DIRECTION> Gather the lines below that include the string "them", copying each in full.

(Data records)
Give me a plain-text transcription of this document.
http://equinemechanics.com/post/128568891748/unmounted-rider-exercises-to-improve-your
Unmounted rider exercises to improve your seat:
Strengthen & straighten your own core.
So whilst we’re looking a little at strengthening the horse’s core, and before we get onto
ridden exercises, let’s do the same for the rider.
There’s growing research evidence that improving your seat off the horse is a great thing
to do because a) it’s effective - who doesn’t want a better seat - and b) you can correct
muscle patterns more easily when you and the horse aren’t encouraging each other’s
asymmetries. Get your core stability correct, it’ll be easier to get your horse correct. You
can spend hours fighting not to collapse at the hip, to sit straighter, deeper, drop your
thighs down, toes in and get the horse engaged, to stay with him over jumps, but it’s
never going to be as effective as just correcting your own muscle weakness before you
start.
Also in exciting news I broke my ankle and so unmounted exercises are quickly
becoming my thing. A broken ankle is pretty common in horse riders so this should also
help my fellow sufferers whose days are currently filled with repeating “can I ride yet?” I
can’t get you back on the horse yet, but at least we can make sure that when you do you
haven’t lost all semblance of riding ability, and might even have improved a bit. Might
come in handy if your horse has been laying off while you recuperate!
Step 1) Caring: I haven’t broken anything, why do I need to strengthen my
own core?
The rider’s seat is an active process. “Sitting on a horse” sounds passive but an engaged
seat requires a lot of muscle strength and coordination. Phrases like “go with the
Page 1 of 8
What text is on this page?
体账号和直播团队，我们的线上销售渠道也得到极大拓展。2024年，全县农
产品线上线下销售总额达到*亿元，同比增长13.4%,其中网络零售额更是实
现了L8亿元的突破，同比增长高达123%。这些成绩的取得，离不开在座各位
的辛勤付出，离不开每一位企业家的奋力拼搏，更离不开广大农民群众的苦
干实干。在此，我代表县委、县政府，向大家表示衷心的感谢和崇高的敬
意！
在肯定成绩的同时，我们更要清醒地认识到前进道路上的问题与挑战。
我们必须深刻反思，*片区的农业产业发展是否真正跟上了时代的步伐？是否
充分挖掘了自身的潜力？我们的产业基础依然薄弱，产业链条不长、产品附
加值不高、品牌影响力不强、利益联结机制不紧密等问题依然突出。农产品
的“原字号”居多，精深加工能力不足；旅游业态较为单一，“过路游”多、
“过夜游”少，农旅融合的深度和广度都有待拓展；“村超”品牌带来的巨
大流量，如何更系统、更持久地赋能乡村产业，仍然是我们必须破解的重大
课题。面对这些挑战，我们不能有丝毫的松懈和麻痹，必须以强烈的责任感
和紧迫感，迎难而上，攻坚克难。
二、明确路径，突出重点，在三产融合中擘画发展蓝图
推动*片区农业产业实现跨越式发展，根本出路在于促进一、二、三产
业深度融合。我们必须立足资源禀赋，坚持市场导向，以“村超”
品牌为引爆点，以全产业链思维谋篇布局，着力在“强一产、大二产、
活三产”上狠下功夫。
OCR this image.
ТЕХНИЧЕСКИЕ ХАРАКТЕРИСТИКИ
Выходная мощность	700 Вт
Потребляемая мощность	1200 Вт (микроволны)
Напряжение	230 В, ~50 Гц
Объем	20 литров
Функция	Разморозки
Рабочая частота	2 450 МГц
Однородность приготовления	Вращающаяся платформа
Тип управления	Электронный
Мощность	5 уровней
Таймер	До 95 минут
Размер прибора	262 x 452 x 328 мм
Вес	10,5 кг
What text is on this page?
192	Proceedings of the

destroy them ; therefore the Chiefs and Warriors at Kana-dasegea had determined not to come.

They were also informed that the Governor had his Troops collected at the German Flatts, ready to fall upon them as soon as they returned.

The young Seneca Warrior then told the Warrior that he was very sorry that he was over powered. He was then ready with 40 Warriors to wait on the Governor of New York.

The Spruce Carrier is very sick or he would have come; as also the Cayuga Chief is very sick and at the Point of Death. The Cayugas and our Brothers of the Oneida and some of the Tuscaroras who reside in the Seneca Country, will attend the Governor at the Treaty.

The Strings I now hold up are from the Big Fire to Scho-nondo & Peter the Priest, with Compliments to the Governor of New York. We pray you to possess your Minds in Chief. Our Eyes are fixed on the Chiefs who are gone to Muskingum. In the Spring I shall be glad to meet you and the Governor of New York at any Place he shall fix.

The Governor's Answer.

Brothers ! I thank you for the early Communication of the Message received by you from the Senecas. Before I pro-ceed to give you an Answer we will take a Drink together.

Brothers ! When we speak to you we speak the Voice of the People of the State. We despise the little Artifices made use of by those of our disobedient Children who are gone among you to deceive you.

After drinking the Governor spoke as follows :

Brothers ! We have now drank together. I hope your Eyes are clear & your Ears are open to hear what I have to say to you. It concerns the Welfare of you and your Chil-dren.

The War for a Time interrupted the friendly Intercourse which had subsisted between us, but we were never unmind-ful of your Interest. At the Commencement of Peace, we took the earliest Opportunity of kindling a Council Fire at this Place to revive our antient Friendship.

FINAL RESULT>
destroy them ; therefore the Chiefs and Warriors at Kana-dasegea had determined not to come.
They were also informed that the Governor had his Troops collected at the German Flatts, ready to fall upon them as soon as they returned.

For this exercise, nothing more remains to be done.